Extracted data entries
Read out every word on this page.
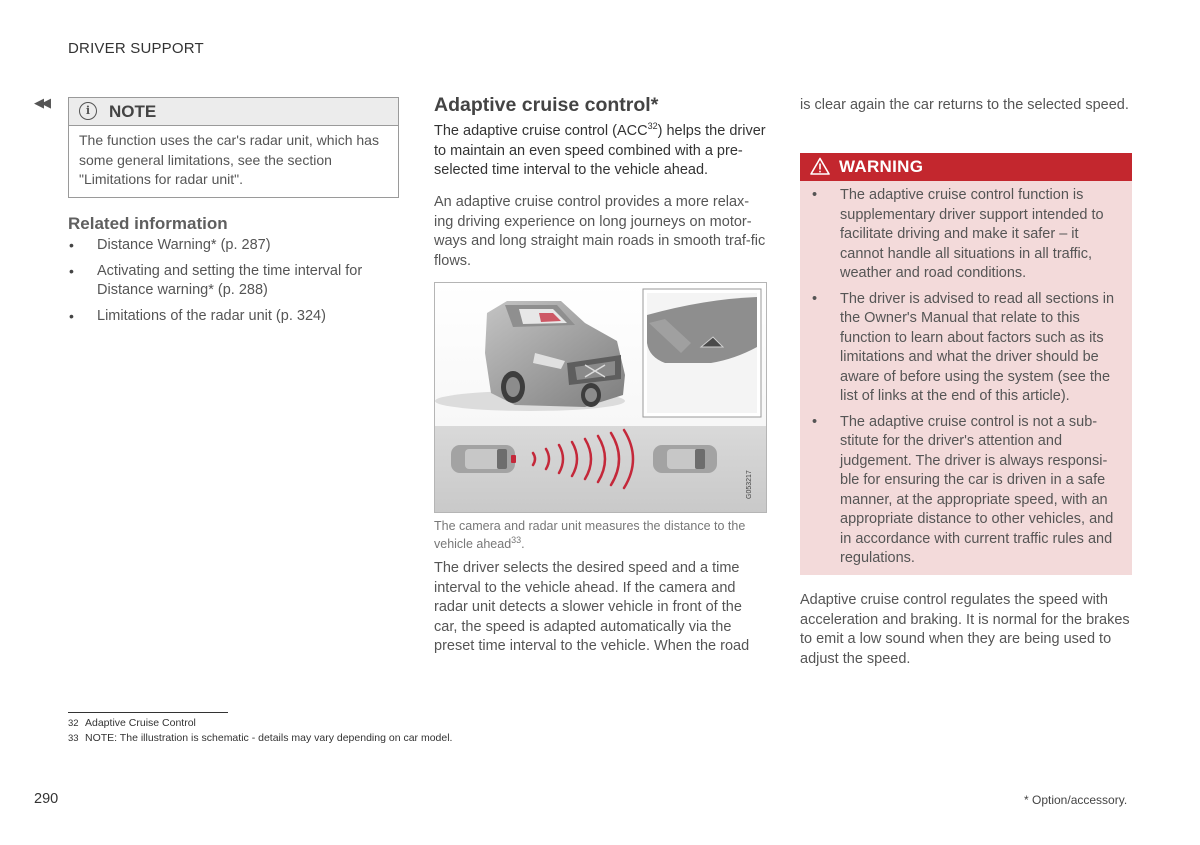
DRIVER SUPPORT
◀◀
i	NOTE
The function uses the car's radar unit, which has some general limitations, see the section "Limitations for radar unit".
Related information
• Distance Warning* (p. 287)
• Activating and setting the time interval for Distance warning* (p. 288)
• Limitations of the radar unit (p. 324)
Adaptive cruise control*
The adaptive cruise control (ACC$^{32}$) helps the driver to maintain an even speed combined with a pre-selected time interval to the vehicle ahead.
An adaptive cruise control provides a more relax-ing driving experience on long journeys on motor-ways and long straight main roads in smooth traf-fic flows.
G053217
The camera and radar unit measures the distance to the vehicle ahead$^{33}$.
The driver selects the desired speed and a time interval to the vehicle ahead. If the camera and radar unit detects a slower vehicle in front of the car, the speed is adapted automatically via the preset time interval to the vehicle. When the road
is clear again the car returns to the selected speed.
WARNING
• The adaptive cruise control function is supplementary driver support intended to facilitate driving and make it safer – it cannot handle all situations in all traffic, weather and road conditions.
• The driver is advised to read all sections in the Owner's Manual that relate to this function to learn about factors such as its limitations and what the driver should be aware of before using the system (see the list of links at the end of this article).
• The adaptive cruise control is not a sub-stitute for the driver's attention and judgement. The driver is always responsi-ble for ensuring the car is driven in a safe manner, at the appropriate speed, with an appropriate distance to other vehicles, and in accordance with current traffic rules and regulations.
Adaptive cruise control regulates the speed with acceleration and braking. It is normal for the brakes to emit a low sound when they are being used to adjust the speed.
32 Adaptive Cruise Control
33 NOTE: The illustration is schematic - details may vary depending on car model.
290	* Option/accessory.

OBJECTIVE: Output the data exactly. Pictures don't belong in the result.

RESPONSE TO THIS TASK:
Read out every word on this page.
DRIVER SUPPORT
◀◀
i	NOTE
The function uses the car's radar unit, which has some general limitations, see the section "Limitations for radar unit".
Related information
• Distance Warning* (p. 287)
• Activating and setting the time interval for Distance warning* (p. 288)
• Limitations of the radar unit (p. 324)
Adaptive cruise control*
The adaptive cruise control (ACC$^{32}$) helps the driver to maintain an even speed combined with a pre-selected time interval to the vehicle ahead.
An adaptive cruise control provides a more relax-ing driving experience on long journeys on motor-ways and long straight main roads in smooth traf-fic flows.
G053217
The camera and radar unit measures the distance to the vehicle ahead$^{33}$.
The driver selects the desired speed and a time interval to the vehicle ahead. If the camera and radar unit detects a slower vehicle in front of the car, the speed is adapted automatically via the preset time interval to the vehicle. When the road
is clear again the car returns to the selected speed.
WARNING
• The adaptive cruise control function is supplementary driver support intended to facilitate driving and make it safer – it cannot handle all situations in all traffic, weather and road conditions.
• The driver is advised to read all sections in the Owner's Manual that relate to this function to learn about factors such as its limitations and what the driver should be aware of before using the system (see the list of links at the end of this article).
• The adaptive cruise control is not a sub-stitute for the driver's attention and judgement. The driver is always responsi-ble for ensuring the car is driven in a safe manner, at the appropriate speed, with an appropriate distance to other vehicles, and in accordance with current traffic rules and regulations.
Adaptive cruise control regulates the speed with acceleration and braking. It is normal for the brakes to emit a low sound when they are being used to adjust the speed.
32 Adaptive Cruise Control
33 NOTE: The illustration is schematic - details may vary depending on car model.
290	* Option/accessory.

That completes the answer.